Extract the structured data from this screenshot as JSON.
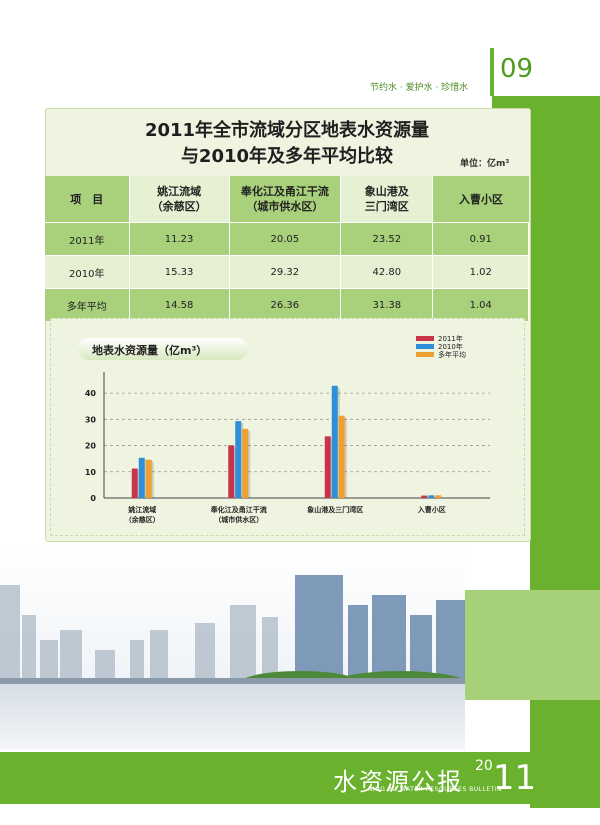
{
  "header": {
    "slogan": "节约水 · 爱护水 · 珍惜水",
    "page_number": "09"
  },
  "panel": {
    "title_line1": "2011年全市流域分区地表水资源量",
    "title_line2": "与2010年及多年平均比较",
    "unit": "单位：亿m³"
  },
  "table": {
    "headers": [
      "项　目",
      "姚江流域\n（余慈区）",
      "奉化江及甬江干流\n（城市供水区）",
      "象山港及\n三门湾区",
      "入曹小区"
    ],
    "rows": [
      [
        "2011年",
        "11.23",
        "20.05",
        "23.52",
        "0.91"
      ],
      [
        "2010年",
        "15.33",
        "29.32",
        "42.80",
        "1.02"
      ],
      [
        "多年平均",
        "14.58",
        "26.36",
        "31.38",
        "1.04"
      ]
    ]
  },
  "chart_data": {
    "type": "bar",
    "title": "地表水资源量（亿m³）",
    "categories": [
      "姚江流域\n（余慈区）",
      "奉化江及甬江干流\n（城市供水区）",
      "象山港及三门湾区",
      "入曹小区"
    ],
    "series": [
      {
        "name": "2011年",
        "values": [
          11.23,
          20.05,
          23.52,
          0.91
        ]
      },
      {
        "name": "2010年",
        "values": [
          15.33,
          29.32,
          42.8,
          1.02
        ]
      },
      {
        "name": "多年平均",
        "values": [
          14.58,
          26.36,
          31.38,
          1.04
        ]
      }
    ],
    "yticks": [
      0,
      10,
      20,
      30,
      40
    ],
    "ylim": [
      0,
      45
    ],
    "grid": true,
    "legend": "top-right",
    "colors": [
      "#c8344a",
      "#2f8fd8",
      "#f0a030"
    ]
  },
  "footer": {
    "title": "水资源公报",
    "subtitle": "NING BO WATER RESOURCES BULLETIN",
    "year_small": "20",
    "year_big": "11"
  },
  "colors": {
    "brand_green": "#6ab22e",
    "light_green": "#a6d178"
  }
}
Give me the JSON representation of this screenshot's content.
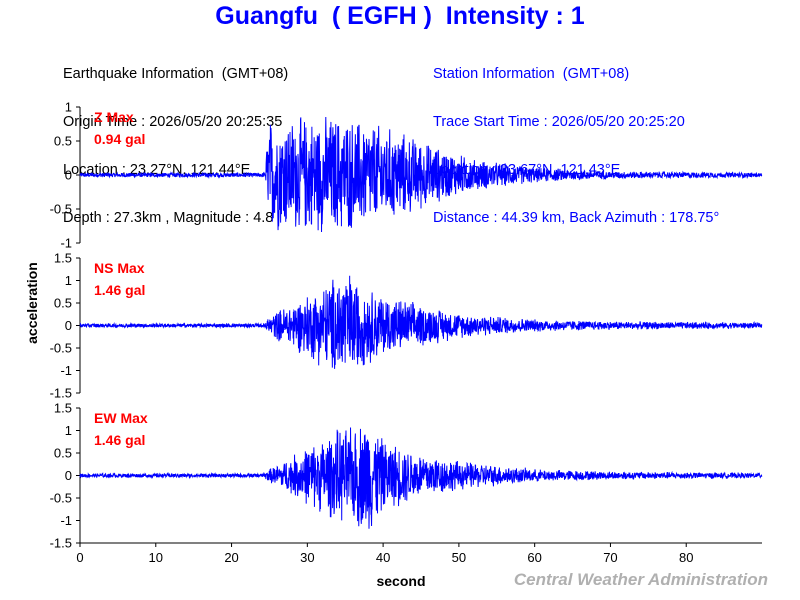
{
  "title": "Guangfu  ( EGFH )  Intensity : 1",
  "earthquake_info": {
    "heading": "Earthquake Information  (GMT+08)",
    "origin_time": "Origin Time : 2026/05/20 20:25:35",
    "location": "Location : 23.27°N, 121.44°E",
    "depth_magnitude": "Depth : 27.3km , Magnitude : 4.8"
  },
  "station_info": {
    "heading": "Station Information  (GMT+08)",
    "trace_start": "Trace Start Time : 2026/05/20 20:25:20",
    "location": "Location : 23.67°N, 121.43°E",
    "distance": "Distance : 44.39 km, Back Azimuth : 178.75°"
  },
  "watermark": "Central Weather Administration",
  "colors": {
    "title": "#0000ff",
    "trace": "#0000ff",
    "max_label": "#ff0000",
    "station_text": "#0000ff",
    "watermark": "#b0b0b0"
  },
  "chart_data": {
    "type": "line",
    "xlabel": "second",
    "ylabel": "acceleration",
    "xlim": [
      0,
      90
    ],
    "x_ticks": [
      "0",
      "10",
      "20",
      "30",
      "40",
      "50",
      "60",
      "70",
      "80"
    ],
    "grid": false,
    "series": [
      {
        "name": "Z",
        "max_label": "Z Max",
        "max_value": "0.94 gal",
        "ylim": [
          -1,
          1
        ],
        "y_ticks": [
          "1",
          "0.5",
          "0",
          "-0.5",
          "-1"
        ],
        "noise": 0.03,
        "onset_s": 24.5,
        "envelope": [
          [
            24.5,
            0.35
          ],
          [
            25,
            0.9
          ],
          [
            30,
            0.92
          ],
          [
            34,
            0.94
          ],
          [
            38,
            0.85
          ],
          [
            42,
            0.7
          ],
          [
            47,
            0.45
          ],
          [
            52,
            0.25
          ],
          [
            60,
            0.12
          ],
          [
            70,
            0.06
          ],
          [
            90,
            0.04
          ]
        ]
      },
      {
        "name": "NS",
        "max_label": "NS Max",
        "max_value": "1.46 gal",
        "ylim": [
          -1.5,
          1.5
        ],
        "y_ticks": [
          "1.5",
          "1",
          "0.5",
          "0",
          "-0.5",
          "-1",
          "-1.5"
        ],
        "noise": 0.04,
        "onset_s": 24.5,
        "envelope": [
          [
            24.5,
            0.15
          ],
          [
            26,
            0.35
          ],
          [
            30,
            0.75
          ],
          [
            33,
            1.1
          ],
          [
            35,
            1.4
          ],
          [
            37,
            1.0
          ],
          [
            40,
            0.75
          ],
          [
            45,
            0.5
          ],
          [
            50,
            0.3
          ],
          [
            55,
            0.22
          ],
          [
            60,
            0.15
          ],
          [
            70,
            0.1
          ],
          [
            90,
            0.07
          ]
        ]
      },
      {
        "name": "EW",
        "max_label": "EW Max",
        "max_value": "1.46 gal",
        "ylim": [
          -1.5,
          1.5
        ],
        "y_ticks": [
          "1.5",
          "1",
          "0.5",
          "0",
          "-0.5",
          "-1",
          "-1.5"
        ],
        "noise": 0.04,
        "onset_s": 24.5,
        "envelope": [
          [
            24.5,
            0.12
          ],
          [
            26,
            0.25
          ],
          [
            30,
            0.7
          ],
          [
            34,
            1.1
          ],
          [
            36,
            1.15
          ],
          [
            38,
            1.45
          ],
          [
            40,
            0.85
          ],
          [
            45,
            0.55
          ],
          [
            50,
            0.35
          ],
          [
            55,
            0.25
          ],
          [
            60,
            0.15
          ],
          [
            70,
            0.1
          ],
          [
            90,
            0.06
          ]
        ]
      }
    ]
  }
}
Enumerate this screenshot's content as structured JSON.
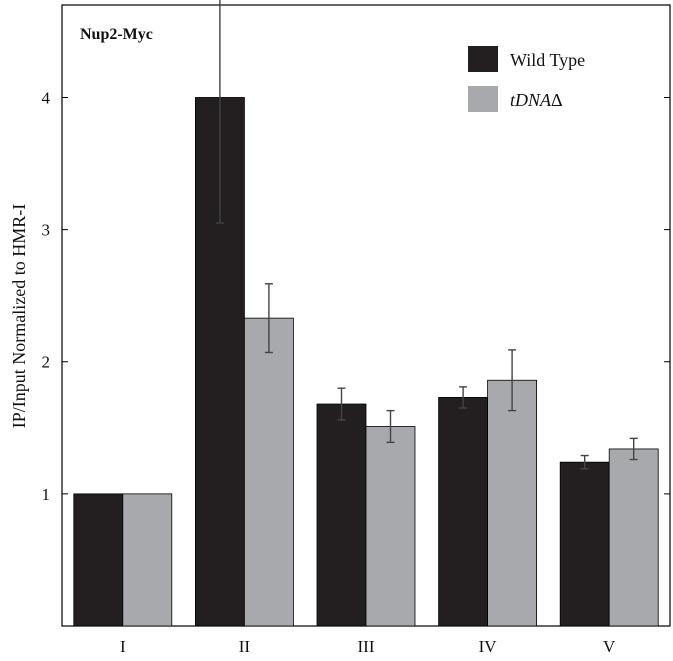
{
  "chart_data": {
    "type": "bar",
    "title": "Nup2-Myc",
    "ylabel": "IP/Input Normalized to HMR-I",
    "xlabel": "",
    "categories": [
      "I",
      "II",
      "III",
      "IV",
      "V"
    ],
    "ylim": [
      0,
      4.7
    ],
    "yticks": [
      1,
      2,
      3,
      4
    ],
    "series": [
      {
        "name": "Wild Type",
        "color": "#231f20",
        "values": [
          1.0,
          4.0,
          1.68,
          1.73,
          1.24
        ],
        "errors": [
          0,
          0.95,
          0.12,
          0.08,
          0.05
        ]
      },
      {
        "name": "tDNAΔ",
        "name_italic_part": "tDNA",
        "name_symbol_part": "Δ",
        "color": "#a7a9ac",
        "values": [
          1.0,
          2.33,
          1.51,
          1.86,
          1.34
        ],
        "errors": [
          0,
          0.26,
          0.12,
          0.23,
          0.08
        ]
      }
    ],
    "legend_position": "top-right",
    "grid": false
  }
}
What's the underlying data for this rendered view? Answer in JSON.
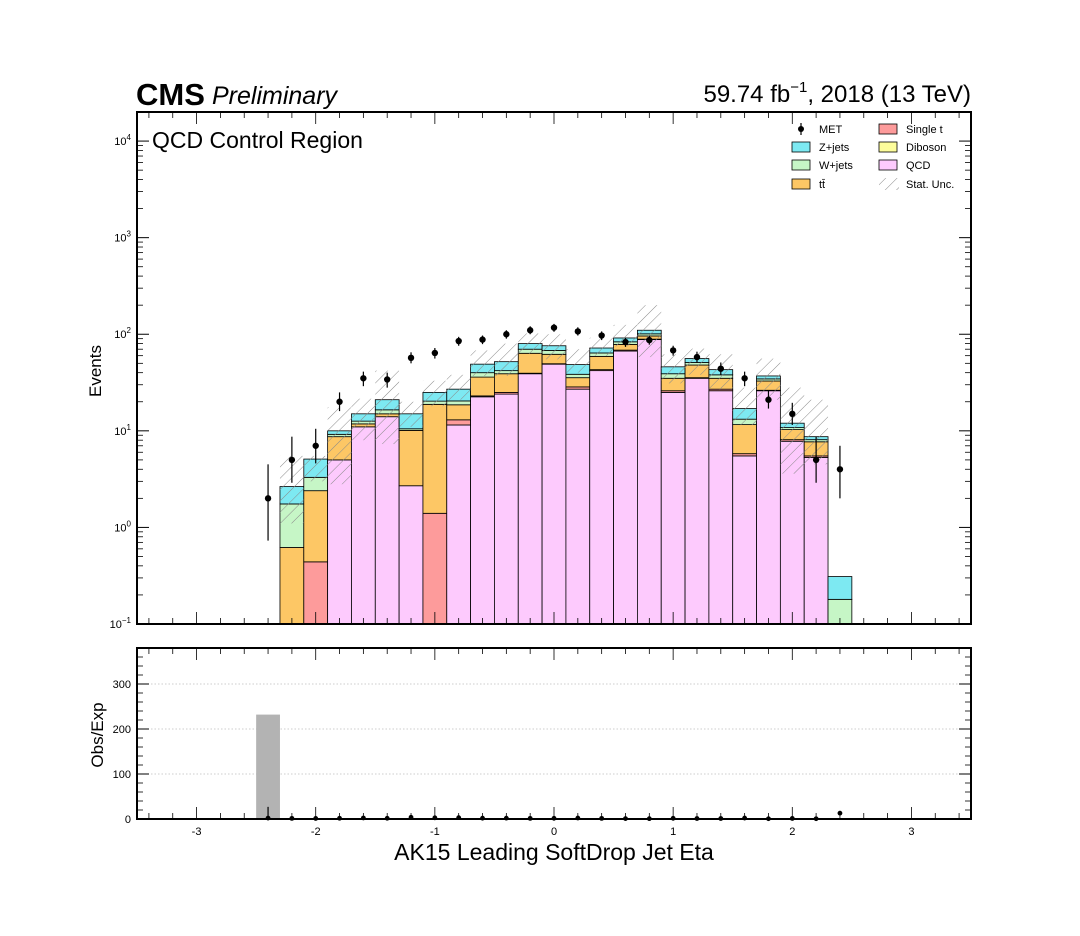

——

Exercise directions -> Only the lines from the one that contains "Enumerate this screenshot's" to the end of the records, inclusive, are to be quoted exactly, with pictures excluded.

Result ->
Enumerate this screenshot's content as structured JSON.
{
  "chart_data": {
    "type": "bar",
    "title": "Nup2-Myc",
    "ylabel": "IP/Input Normalized to HMR-I",
    "xlabel": "",
    "categories": [
      "I",
      "II",
      "III",
      "IV",
      "V"
    ],
    "ylim": [
      0,
      4.7
    ],
    "yticks": [
      1,
      2,
      3,
      4
    ],
    "series": [
      {
        "name": "Wild Type",
        "color": "#231f20",
        "values": [
          1.0,
          4.0,
          1.68,
          1.73,
          1.24
        ],
        "errors": [
          0,
          0.95,
          0.12,
          0.08,
          0.05
        ]
      },
      {
        "name": "tDNAΔ",
        "name_italic_part": "tDNA",
        "name_symbol_part": "Δ",
        "color": "#a7a9ac",
        "values": [
          1.0,
          2.33,
          1.51,
          1.86,
          1.34
        ],
        "errors": [
          0,
          0.26,
          0.12,
          0.23,
          0.08
        ]
      }
    ],
    "legend_position": "top-right",
    "grid": false
  }
}
What's the underlying data for this rendered view? Answer in JSON.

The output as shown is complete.